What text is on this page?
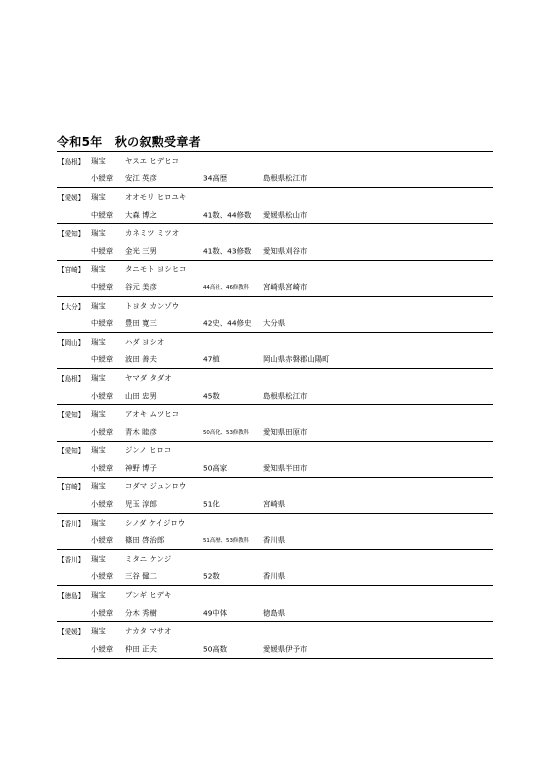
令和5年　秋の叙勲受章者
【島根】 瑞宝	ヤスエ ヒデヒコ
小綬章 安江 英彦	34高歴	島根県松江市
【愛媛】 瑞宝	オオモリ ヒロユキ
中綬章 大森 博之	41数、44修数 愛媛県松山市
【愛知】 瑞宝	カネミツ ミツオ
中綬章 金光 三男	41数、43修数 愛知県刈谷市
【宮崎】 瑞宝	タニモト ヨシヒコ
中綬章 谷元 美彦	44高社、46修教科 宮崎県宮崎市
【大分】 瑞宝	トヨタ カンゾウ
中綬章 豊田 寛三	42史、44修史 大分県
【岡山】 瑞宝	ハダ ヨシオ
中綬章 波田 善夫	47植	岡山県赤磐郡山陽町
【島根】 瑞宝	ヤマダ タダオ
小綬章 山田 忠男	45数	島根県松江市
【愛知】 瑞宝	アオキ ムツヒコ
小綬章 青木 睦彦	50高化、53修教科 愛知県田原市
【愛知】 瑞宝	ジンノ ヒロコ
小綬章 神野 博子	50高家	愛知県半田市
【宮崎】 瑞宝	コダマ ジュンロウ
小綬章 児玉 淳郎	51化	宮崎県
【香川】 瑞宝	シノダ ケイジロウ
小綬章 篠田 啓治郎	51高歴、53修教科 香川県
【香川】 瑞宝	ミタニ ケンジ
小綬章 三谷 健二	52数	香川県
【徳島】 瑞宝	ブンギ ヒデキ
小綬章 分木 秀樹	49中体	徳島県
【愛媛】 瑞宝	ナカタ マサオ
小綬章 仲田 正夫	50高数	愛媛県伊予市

--

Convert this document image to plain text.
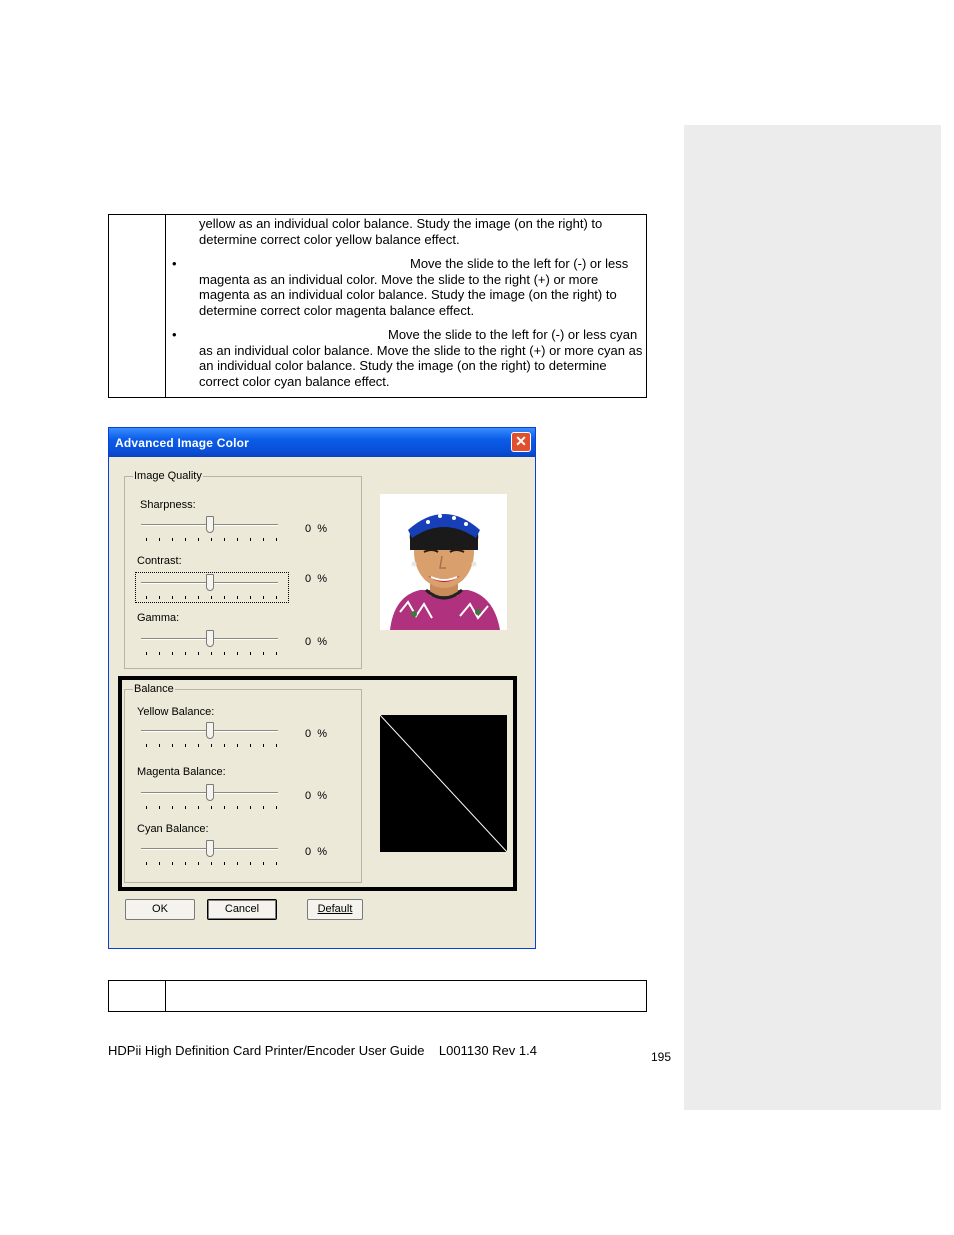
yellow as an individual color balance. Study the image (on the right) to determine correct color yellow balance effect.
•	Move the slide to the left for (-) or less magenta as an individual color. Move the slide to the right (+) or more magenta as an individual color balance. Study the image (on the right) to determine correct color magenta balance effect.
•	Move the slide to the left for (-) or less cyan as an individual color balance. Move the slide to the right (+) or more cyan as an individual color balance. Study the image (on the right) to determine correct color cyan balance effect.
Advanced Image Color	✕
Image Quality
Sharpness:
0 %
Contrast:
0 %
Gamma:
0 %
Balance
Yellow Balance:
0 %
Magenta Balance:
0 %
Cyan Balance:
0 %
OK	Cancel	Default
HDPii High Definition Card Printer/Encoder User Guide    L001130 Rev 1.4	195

--

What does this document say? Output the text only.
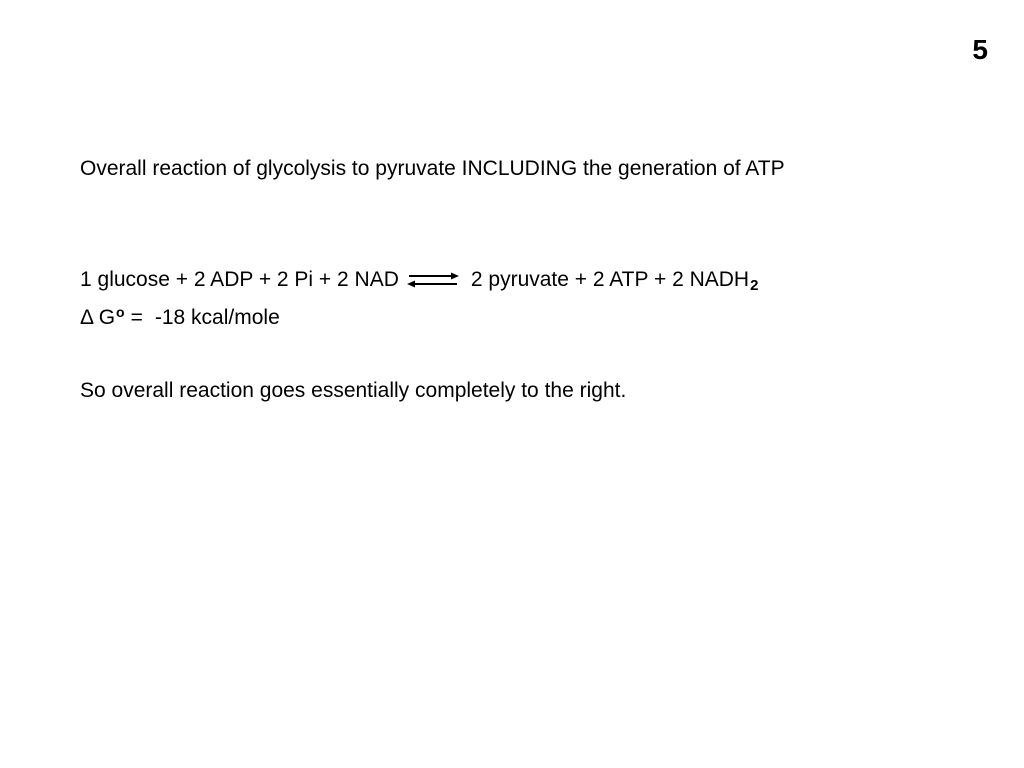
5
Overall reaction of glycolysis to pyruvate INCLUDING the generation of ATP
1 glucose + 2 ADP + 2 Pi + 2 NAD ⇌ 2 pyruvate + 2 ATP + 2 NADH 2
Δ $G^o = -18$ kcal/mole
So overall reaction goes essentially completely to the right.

- Required task -
Show every line where the string "reaction" appears.

- Solution to the problem -
Overall reaction of glycolysis to pyruvate INCLUDING the generation of ATP
So overall reaction goes essentially completely to the right.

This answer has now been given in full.